[Data excerpts]
-- start --

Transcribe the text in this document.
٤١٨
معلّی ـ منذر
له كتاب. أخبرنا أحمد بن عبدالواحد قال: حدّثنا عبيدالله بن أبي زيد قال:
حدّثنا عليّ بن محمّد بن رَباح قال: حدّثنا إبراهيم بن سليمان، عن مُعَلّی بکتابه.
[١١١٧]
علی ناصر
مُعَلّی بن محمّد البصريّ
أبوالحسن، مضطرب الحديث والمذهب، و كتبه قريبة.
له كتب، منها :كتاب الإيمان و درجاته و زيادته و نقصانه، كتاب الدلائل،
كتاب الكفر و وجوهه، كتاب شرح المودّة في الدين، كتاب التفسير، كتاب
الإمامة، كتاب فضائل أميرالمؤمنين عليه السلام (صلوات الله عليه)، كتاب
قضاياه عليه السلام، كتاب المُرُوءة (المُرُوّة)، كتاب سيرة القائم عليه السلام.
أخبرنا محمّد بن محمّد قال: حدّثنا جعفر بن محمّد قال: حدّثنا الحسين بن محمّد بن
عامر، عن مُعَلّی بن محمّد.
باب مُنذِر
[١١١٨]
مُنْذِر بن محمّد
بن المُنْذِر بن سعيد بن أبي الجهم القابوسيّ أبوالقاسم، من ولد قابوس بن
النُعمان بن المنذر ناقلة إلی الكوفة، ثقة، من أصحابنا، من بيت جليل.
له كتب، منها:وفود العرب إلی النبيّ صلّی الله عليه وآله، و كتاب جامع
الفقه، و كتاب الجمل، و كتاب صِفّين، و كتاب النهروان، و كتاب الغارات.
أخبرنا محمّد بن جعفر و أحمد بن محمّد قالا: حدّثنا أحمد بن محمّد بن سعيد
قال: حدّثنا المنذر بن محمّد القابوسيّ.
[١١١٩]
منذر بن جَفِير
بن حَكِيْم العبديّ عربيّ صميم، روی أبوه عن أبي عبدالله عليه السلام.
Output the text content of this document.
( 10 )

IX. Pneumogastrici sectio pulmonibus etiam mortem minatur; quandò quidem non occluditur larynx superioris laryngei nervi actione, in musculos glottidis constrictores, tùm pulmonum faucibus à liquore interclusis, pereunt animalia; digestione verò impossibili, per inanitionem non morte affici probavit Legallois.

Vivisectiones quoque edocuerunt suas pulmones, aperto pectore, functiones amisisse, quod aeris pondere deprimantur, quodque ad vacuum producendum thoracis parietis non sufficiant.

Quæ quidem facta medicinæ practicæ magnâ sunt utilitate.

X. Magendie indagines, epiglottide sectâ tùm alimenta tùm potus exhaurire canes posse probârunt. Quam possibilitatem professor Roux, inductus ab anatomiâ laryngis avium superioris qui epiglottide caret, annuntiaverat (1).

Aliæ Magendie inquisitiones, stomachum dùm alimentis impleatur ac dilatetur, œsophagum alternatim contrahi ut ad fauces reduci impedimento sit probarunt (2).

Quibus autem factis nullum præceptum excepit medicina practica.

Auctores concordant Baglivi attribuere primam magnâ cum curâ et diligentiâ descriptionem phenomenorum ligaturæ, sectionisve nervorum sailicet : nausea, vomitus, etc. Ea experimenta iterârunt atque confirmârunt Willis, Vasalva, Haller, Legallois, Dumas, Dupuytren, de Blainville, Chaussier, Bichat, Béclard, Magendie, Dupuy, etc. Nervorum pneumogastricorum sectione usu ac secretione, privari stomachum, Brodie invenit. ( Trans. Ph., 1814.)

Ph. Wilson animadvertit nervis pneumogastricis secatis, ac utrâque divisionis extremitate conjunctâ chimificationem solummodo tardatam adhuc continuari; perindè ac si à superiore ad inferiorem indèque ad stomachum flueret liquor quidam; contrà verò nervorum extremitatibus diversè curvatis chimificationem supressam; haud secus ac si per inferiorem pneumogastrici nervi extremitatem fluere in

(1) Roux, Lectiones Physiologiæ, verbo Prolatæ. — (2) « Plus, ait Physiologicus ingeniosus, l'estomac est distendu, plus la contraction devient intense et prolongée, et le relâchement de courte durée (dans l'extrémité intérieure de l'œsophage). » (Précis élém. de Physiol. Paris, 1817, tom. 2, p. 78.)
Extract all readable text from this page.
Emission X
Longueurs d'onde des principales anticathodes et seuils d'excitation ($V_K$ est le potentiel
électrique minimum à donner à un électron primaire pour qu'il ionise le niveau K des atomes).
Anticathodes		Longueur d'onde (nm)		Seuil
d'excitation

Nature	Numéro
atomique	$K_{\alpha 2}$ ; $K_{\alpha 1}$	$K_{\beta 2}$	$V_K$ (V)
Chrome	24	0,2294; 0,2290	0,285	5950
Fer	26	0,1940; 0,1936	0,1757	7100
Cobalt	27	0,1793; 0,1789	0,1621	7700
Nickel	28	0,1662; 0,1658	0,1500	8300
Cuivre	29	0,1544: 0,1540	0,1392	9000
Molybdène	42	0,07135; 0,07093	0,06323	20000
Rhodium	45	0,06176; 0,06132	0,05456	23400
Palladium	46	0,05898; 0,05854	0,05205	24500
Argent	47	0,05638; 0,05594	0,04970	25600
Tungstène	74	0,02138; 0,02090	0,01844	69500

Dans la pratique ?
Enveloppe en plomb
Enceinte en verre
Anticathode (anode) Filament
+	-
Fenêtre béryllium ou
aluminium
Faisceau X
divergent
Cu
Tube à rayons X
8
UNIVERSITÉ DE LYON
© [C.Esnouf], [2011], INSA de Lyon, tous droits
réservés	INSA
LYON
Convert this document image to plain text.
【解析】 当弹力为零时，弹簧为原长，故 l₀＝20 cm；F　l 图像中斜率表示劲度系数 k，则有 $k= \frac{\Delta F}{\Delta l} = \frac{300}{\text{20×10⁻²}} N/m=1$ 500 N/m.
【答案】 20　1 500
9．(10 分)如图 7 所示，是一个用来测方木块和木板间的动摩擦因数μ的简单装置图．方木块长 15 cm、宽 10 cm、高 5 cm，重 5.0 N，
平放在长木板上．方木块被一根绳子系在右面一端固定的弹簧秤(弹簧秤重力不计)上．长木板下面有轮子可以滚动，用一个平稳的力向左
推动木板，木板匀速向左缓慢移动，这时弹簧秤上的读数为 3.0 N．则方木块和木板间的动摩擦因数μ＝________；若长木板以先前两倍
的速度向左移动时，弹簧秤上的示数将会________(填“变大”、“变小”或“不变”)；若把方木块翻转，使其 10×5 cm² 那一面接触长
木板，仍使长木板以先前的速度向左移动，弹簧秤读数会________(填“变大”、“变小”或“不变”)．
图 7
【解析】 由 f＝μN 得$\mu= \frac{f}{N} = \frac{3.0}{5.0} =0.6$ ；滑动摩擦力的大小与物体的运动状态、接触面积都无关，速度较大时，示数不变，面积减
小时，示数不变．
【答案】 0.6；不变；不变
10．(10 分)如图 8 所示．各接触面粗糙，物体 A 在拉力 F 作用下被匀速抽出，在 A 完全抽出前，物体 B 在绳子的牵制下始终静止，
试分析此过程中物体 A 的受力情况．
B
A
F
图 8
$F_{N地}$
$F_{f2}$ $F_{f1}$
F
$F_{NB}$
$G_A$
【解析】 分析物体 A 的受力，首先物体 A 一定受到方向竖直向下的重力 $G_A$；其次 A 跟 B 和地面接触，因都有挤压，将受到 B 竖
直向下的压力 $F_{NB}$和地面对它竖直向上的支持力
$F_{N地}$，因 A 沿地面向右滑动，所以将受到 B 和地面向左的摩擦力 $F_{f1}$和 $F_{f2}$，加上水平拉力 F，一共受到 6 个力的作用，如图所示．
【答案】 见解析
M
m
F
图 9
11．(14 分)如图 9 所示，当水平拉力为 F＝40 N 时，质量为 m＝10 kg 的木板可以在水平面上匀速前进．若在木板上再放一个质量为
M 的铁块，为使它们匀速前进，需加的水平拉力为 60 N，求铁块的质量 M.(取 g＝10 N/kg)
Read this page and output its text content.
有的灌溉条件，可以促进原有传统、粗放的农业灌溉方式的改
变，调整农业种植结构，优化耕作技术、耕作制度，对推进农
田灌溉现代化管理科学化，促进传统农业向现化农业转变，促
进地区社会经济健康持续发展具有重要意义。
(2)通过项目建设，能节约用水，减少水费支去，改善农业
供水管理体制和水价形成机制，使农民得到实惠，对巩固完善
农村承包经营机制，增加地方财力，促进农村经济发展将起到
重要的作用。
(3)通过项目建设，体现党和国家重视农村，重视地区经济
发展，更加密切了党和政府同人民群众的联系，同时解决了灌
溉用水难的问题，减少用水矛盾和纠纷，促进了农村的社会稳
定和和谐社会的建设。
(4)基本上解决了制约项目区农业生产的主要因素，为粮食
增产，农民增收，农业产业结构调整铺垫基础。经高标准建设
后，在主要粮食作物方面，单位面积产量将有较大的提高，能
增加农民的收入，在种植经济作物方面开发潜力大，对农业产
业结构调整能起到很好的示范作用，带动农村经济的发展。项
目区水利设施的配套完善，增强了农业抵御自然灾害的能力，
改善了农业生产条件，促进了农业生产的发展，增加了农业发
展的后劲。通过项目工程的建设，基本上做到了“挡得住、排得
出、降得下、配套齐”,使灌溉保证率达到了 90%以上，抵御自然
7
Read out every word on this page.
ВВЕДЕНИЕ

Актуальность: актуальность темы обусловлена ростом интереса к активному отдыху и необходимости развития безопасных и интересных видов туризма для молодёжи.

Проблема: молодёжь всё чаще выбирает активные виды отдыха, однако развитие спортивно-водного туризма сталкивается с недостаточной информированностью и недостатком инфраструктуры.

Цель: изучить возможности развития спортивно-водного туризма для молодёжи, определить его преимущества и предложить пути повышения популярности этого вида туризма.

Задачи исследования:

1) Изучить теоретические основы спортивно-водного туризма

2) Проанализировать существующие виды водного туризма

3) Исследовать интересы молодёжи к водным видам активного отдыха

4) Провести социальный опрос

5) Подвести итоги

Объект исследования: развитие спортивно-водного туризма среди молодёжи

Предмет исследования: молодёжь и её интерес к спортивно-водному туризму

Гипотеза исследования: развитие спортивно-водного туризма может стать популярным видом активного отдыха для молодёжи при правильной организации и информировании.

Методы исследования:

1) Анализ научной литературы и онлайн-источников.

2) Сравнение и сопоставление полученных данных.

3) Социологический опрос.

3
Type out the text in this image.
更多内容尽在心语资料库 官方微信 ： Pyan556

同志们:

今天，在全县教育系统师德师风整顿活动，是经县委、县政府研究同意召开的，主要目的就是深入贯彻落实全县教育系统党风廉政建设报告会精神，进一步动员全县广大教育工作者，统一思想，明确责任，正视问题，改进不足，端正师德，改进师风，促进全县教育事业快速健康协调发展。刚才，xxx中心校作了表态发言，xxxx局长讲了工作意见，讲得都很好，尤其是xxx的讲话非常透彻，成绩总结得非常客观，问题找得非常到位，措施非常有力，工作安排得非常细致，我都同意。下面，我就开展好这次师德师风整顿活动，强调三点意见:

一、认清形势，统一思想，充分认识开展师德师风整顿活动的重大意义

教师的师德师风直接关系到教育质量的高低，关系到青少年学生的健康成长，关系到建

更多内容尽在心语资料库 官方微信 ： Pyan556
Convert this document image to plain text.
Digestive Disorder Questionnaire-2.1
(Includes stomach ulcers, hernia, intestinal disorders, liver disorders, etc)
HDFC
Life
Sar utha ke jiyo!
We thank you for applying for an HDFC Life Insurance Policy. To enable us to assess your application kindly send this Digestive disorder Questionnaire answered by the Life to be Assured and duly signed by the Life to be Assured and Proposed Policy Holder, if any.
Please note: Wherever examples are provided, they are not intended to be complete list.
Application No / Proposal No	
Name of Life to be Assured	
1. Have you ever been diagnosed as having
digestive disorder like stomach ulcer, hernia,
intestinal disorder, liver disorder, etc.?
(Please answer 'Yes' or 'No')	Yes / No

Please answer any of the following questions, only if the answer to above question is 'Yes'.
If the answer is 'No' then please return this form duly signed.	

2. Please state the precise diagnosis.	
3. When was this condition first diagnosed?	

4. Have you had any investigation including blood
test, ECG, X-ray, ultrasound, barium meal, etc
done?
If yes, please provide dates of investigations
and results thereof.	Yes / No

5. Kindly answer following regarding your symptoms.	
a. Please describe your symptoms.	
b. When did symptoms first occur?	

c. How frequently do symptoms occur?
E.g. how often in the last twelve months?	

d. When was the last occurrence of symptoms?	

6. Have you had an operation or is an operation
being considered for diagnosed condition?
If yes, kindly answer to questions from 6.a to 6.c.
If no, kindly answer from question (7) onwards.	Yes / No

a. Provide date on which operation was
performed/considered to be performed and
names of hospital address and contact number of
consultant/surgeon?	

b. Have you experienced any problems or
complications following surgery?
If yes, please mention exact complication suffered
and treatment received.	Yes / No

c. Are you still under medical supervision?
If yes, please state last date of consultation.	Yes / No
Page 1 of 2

-- end --

● YOUR INSTRUCTIONS: Make a copy of each line that contains the string "виды".

● THE RESPONSE:
Проблема: молодёжь всё чаще выбирает активные виды отдыха, однако развитие спортивно-водного туризма сталкивается с недостаточной информированностью и недостатком инфраструктуры.
2) Проанализировать существующие виды водного туризма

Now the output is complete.